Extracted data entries
****************************************

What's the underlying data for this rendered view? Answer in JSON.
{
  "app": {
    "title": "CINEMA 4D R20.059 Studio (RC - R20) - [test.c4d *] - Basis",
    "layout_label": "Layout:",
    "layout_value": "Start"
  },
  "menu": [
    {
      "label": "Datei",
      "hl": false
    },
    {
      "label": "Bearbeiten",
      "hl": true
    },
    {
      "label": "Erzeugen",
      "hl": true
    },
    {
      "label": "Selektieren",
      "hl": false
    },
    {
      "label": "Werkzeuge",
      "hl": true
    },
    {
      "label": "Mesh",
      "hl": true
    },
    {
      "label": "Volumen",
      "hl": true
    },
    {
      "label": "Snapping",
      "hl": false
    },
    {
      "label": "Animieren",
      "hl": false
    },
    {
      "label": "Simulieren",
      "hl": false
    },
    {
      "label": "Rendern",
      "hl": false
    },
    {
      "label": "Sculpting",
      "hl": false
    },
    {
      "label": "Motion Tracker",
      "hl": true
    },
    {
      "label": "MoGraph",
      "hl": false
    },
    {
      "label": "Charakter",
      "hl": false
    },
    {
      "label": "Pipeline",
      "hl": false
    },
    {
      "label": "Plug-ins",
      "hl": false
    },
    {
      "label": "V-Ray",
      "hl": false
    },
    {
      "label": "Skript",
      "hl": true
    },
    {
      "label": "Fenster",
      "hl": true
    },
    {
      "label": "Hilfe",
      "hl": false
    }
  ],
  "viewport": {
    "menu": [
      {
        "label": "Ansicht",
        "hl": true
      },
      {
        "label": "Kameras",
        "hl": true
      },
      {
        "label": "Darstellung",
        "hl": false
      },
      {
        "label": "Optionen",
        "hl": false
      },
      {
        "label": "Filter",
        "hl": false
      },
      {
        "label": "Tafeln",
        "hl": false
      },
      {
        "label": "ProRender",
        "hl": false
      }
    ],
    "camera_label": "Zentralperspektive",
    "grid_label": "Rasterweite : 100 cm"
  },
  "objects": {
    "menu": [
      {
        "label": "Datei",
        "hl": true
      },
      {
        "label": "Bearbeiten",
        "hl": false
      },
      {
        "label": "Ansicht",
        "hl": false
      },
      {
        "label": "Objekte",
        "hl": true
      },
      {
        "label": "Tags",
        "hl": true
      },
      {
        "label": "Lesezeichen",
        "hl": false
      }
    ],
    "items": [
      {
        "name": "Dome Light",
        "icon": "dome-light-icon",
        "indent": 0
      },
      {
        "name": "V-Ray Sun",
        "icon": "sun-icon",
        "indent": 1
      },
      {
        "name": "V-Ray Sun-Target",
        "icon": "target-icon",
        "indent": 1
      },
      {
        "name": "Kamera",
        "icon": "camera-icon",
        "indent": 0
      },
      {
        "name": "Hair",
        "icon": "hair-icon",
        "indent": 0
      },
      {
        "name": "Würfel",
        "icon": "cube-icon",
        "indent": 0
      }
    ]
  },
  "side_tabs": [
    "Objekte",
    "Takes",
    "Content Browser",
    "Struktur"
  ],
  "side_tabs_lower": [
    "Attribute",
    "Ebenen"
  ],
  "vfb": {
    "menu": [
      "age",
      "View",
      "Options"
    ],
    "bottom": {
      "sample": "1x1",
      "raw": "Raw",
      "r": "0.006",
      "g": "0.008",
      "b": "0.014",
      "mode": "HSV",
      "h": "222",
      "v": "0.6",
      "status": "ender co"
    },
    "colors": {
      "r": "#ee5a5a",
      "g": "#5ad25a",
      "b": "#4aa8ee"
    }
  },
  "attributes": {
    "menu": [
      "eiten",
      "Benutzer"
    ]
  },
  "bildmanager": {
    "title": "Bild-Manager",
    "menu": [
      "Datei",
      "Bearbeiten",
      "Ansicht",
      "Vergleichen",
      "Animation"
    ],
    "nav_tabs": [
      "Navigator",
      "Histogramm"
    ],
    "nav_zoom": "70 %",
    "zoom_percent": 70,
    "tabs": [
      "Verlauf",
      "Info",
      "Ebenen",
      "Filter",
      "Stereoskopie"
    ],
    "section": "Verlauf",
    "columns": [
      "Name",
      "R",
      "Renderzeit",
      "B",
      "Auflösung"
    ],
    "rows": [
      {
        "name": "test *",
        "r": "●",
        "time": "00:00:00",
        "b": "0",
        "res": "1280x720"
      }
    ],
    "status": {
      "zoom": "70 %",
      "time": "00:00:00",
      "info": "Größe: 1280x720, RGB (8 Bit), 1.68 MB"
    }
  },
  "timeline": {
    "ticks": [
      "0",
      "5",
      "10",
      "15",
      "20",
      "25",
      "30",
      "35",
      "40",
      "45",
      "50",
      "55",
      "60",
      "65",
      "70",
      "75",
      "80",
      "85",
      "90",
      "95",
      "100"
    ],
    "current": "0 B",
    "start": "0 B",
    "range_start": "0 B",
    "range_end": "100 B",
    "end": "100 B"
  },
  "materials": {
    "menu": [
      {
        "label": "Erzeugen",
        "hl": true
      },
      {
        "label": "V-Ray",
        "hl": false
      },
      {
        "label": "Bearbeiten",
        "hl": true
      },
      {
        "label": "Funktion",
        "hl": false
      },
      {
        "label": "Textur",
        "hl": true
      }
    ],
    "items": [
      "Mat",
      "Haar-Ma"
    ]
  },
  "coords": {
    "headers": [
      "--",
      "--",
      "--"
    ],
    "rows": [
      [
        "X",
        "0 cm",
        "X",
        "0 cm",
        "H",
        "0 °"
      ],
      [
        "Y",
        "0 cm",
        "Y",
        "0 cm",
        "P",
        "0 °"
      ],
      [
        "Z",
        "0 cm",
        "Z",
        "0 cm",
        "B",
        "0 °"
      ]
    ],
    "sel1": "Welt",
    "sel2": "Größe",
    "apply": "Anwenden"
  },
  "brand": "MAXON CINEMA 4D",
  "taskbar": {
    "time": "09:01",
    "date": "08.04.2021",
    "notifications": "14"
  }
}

****************************************

Locate the word "icon" in the entries, and copy every line where it is found.

        "icon": "dome-light-icon",
        "icon": "sun-icon",
        "icon": "target-icon",
        "icon": "camera-icon",
        "icon": "hair-icon",
        "icon": "cube-icon",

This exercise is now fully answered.